_Work to complete_
The answer must be every line of the records below that contains the word "trứng", copied out.

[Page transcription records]
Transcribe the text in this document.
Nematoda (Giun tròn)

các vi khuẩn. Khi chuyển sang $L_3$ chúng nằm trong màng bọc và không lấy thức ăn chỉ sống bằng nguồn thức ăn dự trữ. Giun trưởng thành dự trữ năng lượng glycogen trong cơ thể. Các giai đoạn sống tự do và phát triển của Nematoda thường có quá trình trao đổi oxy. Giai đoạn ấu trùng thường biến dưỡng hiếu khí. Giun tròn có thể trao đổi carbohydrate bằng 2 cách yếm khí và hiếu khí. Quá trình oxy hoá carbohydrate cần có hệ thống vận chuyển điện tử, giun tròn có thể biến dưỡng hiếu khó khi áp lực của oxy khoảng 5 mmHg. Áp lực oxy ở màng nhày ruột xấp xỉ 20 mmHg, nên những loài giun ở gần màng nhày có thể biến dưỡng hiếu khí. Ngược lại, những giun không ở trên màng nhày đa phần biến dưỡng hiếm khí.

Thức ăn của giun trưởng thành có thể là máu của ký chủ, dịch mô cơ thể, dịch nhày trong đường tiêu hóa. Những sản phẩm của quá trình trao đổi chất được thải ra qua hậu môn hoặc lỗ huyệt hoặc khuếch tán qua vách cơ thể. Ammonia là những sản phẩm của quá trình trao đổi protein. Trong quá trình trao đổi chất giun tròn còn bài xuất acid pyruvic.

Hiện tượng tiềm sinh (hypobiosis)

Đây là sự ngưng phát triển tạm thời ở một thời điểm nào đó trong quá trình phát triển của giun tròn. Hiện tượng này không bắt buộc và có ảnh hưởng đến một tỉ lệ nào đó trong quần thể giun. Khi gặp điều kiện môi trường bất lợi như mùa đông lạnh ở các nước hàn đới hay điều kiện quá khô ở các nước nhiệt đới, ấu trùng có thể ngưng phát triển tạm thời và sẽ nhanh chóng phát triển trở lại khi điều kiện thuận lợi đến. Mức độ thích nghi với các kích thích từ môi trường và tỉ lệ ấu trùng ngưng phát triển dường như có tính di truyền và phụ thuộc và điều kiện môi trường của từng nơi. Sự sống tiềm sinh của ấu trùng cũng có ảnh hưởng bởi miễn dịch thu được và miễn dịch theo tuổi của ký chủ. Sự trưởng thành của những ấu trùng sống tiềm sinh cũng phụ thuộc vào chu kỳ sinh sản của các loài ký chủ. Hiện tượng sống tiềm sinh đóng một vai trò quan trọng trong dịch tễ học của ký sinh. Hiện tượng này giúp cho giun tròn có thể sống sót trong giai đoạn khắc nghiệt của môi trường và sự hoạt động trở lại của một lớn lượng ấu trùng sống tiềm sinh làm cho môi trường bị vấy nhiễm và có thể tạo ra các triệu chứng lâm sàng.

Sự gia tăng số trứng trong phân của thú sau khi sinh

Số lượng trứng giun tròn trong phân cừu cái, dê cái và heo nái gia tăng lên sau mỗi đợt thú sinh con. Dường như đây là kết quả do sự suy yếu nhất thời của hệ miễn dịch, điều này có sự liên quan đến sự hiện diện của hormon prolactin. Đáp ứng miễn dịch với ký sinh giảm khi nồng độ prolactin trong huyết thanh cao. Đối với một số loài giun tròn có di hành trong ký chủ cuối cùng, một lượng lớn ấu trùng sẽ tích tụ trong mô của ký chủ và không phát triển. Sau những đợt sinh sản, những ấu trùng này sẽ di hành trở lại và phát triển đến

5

_Expected answer_
Sự gia tăng số trứng trong phân của thú sau khi sinh
Số lượng trứng giun tròn trong phân cừu cái, dê cái và heo nái gia tăng lên sau mỗi đợt thú sinh con. Dường như đây là kết quả do sự suy yếu nhất thời của hệ miễn dịch, điều này có sự liên quan đến sự hiện diện của hormon prolactin. Đáp ứng miễn dịch với ký sinh giảm khi nồng độ prolactin trong huyết thanh cao. Đối với một số loài giun tròn có di hành trong ký chủ cuối cùng, một lượng lớn ấu trùng sẽ tích tụ trong mô của ký chủ và không phát triển. Sau những đợt sinh sản, những ấu trùng này sẽ di hành trở lại và phát triển đến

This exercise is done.